### WORK TO BE COMPLETED
What follows is a listing; restate every line of it word for word.

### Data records
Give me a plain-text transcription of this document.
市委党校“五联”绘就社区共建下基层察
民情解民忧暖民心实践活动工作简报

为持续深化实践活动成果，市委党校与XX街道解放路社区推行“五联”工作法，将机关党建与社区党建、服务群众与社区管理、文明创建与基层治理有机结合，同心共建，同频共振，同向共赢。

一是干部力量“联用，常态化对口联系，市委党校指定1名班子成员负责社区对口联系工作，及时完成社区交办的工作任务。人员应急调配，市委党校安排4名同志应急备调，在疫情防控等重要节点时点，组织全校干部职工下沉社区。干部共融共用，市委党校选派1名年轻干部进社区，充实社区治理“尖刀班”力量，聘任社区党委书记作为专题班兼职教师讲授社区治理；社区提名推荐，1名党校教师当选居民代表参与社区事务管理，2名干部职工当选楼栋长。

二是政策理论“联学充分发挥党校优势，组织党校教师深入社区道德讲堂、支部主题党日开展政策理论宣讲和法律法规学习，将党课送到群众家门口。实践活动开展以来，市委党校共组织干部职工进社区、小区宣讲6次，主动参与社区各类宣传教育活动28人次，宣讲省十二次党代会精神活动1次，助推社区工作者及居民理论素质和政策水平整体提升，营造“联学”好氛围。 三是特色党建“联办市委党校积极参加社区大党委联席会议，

### RESPONSE TO THIS EXERCISE
Give me a plain-text transcription of this document.
市委党校“五联”绘就社区共建下基层察
民情解民忧暖民心实践活动工作简报

为持续深化实践活动成果，市委党校与XX街道解放路社区推行“五联”工作法，将机关党建与社区党建、服务群众与社区管理、文明创建与基层治理有机结合，同心共建，同频共振，同向共赢。

一是干部力量“联用，常态化对口联系，市委党校指定1名班子成员负责社区对口联系工作，及时完成社区交办的工作任务。人员应急调配，市委党校安排4名同志应急备调，在疫情防控等重要节点时点，组织全校干部职工下沉社区。干部共融共用，市委党校选派1名年轻干部进社区，充实社区治理“尖刀班”力量，聘任社区党委书记作为专题班兼职教师讲授社区治理；社区提名推荐，1名党校教师当选居民代表参与社区事务管理，2名干部职工当选楼栋长。

二是政策理论“联学充分发挥党校优势，组织党校教师深入社区道德讲堂、支部主题党日开展政策理论宣讲和法律法规学习，将党课送到群众家门口。实践活动开展以来，市委党校共组织干部职工进社区、小区宣讲6次，主动参与社区各类宣传教育活动28人次，宣讲省十二次党代会精神活动1次，助推社区工作者及居民理论素质和政策水平整体提升，营造“联学”好氛围。 三是特色党建“联办市委党校积极参加社区大党委联席会议，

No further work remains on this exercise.